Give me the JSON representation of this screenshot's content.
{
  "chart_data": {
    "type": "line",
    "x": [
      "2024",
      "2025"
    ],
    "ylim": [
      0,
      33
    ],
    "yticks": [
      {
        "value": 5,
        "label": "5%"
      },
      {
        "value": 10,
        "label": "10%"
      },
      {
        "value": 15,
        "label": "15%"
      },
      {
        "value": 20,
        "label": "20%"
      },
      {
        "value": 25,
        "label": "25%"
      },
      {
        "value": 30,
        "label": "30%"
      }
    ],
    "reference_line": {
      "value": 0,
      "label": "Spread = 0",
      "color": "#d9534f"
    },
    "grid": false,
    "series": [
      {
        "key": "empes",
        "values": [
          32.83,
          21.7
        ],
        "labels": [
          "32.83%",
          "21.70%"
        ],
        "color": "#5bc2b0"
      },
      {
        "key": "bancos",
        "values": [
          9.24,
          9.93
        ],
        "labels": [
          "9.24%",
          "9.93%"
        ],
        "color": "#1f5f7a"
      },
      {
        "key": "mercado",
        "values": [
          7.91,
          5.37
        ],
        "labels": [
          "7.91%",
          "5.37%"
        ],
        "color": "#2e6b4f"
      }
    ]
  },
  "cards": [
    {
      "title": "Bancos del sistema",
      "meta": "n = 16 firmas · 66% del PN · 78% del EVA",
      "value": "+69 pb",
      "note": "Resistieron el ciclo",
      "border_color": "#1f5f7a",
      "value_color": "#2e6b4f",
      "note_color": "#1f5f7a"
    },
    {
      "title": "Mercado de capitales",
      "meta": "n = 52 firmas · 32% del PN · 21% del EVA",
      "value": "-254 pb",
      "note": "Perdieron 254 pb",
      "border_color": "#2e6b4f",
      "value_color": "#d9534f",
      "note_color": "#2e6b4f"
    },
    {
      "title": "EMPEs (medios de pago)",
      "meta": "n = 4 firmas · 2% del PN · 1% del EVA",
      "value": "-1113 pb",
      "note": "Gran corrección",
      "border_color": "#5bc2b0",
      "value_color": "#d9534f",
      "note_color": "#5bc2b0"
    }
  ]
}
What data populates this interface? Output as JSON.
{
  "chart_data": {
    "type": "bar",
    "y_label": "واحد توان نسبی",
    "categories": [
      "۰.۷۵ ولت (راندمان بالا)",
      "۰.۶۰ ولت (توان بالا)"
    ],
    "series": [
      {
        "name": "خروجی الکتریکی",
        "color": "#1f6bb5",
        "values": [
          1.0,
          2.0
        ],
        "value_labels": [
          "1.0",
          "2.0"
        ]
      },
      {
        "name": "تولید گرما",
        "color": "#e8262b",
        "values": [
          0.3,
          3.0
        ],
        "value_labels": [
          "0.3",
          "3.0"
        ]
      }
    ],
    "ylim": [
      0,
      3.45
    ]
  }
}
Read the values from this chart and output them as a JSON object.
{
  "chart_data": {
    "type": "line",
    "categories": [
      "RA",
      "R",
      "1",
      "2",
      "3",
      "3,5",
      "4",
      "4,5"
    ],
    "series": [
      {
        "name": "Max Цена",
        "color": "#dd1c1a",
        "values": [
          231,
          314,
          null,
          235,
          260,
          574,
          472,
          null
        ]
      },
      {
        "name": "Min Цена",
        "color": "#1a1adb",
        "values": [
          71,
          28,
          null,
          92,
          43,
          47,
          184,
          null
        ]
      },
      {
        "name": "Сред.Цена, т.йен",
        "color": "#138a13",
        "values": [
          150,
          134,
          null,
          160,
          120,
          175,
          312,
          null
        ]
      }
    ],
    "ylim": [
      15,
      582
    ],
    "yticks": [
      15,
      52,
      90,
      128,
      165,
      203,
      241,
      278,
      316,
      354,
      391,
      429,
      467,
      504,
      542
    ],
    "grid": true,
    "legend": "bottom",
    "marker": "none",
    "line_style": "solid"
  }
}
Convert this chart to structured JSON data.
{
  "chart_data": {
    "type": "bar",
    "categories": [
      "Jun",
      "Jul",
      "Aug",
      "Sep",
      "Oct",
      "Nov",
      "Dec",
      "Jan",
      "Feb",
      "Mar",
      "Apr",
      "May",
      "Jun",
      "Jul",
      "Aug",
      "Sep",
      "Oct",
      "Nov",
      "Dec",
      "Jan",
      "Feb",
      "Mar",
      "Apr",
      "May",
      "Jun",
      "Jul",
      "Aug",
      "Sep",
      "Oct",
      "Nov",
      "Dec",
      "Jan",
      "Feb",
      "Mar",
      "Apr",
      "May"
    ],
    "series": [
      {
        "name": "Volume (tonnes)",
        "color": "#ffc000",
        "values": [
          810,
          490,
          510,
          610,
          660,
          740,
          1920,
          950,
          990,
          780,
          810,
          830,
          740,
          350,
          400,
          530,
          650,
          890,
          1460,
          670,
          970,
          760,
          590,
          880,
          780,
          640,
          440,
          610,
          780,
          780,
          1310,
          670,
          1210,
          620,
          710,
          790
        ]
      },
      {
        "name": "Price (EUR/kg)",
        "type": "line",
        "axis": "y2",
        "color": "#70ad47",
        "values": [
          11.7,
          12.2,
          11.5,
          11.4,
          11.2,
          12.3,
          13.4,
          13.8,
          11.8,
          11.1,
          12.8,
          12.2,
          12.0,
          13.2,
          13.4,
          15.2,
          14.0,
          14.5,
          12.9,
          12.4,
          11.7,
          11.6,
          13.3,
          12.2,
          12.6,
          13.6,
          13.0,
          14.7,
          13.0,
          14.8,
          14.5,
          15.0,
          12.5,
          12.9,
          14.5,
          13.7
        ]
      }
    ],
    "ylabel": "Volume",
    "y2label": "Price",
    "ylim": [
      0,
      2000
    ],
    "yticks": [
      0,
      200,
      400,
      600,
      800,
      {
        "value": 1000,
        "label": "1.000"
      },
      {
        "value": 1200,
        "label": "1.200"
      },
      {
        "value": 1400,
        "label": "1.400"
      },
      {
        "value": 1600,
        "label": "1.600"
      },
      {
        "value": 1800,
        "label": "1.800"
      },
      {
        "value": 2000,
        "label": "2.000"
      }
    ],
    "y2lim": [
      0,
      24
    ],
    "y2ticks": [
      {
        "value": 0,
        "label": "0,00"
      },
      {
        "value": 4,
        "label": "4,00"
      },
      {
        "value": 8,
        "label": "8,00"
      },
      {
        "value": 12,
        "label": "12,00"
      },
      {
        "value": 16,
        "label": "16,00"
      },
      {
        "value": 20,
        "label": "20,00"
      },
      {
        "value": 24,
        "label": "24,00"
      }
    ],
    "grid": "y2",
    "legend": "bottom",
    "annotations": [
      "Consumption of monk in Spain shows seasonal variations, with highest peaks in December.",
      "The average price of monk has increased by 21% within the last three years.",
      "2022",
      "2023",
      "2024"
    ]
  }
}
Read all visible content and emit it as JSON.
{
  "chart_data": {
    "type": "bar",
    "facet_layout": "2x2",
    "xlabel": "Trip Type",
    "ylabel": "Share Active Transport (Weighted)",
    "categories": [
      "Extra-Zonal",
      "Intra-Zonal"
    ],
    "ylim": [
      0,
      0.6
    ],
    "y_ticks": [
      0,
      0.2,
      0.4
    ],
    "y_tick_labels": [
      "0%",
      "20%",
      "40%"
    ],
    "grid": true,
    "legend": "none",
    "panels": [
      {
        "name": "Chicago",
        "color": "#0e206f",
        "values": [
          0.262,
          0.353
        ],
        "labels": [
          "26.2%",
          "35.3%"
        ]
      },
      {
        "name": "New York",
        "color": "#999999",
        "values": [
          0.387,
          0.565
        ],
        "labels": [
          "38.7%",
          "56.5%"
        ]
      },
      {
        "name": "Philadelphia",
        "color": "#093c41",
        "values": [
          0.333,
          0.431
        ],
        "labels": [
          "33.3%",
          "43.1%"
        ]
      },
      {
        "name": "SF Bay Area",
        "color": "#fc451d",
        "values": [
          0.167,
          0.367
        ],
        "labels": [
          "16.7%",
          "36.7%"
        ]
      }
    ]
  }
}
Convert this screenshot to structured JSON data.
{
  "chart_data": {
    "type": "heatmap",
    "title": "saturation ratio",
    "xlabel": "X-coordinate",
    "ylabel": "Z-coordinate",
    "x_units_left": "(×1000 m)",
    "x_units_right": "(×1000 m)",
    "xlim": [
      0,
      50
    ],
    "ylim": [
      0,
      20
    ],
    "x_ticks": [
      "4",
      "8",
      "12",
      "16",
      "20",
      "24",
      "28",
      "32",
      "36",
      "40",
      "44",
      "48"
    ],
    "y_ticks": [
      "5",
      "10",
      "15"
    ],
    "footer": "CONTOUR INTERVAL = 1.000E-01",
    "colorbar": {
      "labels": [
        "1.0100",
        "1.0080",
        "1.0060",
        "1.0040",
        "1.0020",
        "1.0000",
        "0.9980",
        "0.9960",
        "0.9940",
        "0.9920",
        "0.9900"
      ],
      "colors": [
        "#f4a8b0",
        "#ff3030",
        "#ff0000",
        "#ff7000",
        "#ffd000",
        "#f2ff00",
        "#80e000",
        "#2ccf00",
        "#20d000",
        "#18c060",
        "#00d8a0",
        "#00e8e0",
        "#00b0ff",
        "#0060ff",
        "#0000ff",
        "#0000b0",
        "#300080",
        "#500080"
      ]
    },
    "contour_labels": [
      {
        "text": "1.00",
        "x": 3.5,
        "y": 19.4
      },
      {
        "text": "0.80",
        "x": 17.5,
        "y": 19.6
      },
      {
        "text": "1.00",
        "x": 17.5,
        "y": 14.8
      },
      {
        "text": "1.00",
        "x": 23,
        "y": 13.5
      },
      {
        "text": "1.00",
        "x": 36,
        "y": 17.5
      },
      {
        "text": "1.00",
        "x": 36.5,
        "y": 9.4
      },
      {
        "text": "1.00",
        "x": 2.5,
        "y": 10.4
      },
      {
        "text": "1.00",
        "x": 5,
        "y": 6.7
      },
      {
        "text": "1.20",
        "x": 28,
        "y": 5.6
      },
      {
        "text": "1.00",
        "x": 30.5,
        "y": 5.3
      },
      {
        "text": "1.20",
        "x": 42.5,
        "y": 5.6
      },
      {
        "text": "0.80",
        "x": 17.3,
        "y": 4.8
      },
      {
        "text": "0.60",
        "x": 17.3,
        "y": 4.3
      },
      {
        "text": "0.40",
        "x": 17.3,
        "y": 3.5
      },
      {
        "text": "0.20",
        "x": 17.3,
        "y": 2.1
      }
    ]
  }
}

→ **WHAT YOU ARE ASKED TO DO**
Report every line containing the word "screenshot" from the listing above.

→ **WRITTEN SOLUTION**
Give me the JSON representation of this screenshot's content.
Convert this screenshot to structured JSON data.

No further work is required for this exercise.